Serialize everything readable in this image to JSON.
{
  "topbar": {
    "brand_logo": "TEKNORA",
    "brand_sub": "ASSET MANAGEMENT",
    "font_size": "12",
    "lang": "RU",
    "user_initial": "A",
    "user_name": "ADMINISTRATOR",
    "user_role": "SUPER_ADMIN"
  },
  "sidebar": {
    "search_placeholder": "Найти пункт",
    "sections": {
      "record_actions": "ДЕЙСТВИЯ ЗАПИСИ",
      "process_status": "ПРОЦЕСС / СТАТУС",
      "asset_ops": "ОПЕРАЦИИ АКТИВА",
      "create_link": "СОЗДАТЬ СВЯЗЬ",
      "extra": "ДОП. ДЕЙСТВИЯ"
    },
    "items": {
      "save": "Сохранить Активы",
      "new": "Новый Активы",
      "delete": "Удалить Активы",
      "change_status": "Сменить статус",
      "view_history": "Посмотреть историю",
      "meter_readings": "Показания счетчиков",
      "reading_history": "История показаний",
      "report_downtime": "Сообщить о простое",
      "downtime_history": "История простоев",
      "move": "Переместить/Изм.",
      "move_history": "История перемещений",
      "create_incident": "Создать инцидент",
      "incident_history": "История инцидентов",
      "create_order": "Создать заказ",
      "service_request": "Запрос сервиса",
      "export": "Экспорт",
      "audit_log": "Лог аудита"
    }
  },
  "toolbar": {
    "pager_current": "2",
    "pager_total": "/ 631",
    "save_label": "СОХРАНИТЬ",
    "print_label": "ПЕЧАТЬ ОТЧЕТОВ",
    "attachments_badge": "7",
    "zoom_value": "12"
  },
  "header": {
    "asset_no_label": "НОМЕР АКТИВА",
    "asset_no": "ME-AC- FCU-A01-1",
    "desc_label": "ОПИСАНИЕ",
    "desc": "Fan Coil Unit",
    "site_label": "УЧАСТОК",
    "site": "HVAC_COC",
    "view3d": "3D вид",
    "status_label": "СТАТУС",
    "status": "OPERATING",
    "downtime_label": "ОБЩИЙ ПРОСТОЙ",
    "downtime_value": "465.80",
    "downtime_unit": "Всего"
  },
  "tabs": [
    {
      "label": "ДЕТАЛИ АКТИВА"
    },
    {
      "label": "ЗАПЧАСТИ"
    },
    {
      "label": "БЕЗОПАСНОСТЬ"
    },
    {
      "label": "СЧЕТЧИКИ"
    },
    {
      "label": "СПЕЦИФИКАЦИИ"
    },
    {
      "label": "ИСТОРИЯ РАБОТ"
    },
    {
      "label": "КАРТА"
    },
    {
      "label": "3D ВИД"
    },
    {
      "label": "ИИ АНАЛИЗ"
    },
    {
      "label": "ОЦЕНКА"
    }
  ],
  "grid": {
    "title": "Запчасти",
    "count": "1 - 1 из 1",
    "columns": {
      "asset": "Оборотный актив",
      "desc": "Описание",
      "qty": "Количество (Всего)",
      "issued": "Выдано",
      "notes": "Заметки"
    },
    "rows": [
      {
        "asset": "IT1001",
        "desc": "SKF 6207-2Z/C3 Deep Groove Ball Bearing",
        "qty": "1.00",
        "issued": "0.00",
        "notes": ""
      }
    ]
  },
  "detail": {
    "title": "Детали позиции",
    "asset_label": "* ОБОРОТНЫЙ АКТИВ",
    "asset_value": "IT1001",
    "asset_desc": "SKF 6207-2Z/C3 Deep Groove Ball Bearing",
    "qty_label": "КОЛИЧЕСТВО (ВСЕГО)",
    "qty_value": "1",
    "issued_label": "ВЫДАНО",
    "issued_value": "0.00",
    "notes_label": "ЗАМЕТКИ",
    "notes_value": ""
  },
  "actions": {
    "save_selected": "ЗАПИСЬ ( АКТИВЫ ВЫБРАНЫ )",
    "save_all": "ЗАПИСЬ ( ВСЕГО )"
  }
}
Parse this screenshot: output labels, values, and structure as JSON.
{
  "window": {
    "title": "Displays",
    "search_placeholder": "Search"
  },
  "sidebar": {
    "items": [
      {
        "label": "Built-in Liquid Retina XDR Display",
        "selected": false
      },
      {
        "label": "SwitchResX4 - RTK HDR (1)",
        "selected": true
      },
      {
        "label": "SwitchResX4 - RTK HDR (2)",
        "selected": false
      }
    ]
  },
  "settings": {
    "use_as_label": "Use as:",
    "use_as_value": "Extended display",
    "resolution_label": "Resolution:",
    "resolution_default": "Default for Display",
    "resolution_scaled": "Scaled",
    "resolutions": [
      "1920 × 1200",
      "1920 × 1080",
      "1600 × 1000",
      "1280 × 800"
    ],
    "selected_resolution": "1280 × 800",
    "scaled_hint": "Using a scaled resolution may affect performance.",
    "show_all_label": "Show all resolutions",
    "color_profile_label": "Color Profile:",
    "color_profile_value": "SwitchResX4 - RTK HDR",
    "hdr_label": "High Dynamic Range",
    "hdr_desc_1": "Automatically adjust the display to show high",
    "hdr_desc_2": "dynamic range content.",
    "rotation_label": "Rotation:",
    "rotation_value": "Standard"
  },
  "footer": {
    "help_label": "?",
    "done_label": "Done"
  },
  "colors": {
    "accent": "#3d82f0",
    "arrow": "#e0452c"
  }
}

##########

• **Direction**
Locate each line containing the string "title" and show it.

• **Answer in full**
    "title": "Запчасти",
    "title": "Детали позиции",
    "title": "Displays",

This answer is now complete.